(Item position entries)

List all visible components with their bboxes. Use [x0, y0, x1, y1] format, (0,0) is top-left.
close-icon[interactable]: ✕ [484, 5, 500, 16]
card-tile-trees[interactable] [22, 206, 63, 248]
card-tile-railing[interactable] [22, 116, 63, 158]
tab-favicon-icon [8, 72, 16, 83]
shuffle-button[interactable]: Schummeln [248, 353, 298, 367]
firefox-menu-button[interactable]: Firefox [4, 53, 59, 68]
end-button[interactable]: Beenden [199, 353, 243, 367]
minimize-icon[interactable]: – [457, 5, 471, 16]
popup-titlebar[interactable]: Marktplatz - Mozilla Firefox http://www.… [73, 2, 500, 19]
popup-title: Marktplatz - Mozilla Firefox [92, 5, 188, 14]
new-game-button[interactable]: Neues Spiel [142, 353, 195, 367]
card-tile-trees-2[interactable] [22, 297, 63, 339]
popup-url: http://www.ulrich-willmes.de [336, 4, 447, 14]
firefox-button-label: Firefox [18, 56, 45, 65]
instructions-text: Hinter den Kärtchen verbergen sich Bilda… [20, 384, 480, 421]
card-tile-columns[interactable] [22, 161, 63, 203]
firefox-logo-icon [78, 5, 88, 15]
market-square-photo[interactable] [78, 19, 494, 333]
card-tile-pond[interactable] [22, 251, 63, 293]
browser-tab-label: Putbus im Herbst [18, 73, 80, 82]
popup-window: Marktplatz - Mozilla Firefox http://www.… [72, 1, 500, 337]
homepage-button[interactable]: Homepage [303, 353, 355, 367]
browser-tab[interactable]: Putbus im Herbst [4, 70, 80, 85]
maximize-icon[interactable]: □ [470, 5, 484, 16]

• GOAL:
Copy the rows word for word, from the first one through the line containing "popup-titlebar[interactable]: Marktplatz - Mozilla".

• RESPONSE TO THIS EXERCISE:
List all visible components with their bboxes. Use [x0, y0, x1, y1] format, (0,0) is top-left.
close-icon[interactable]: ✕ [484, 5, 500, 16]
card-tile-trees[interactable] [22, 206, 63, 248]
card-tile-railing[interactable] [22, 116, 63, 158]
tab-favicon-icon [8, 72, 16, 83]
shuffle-button[interactable]: Schummeln [248, 353, 298, 367]
firefox-menu-button[interactable]: Firefox [4, 53, 59, 68]
end-button[interactable]: Beenden [199, 353, 243, 367]
minimize-icon[interactable]: – [457, 5, 471, 16]
popup-titlebar[interactable]: Marktplatz - Mozilla Firefox http://www.… [73, 2, 500, 19]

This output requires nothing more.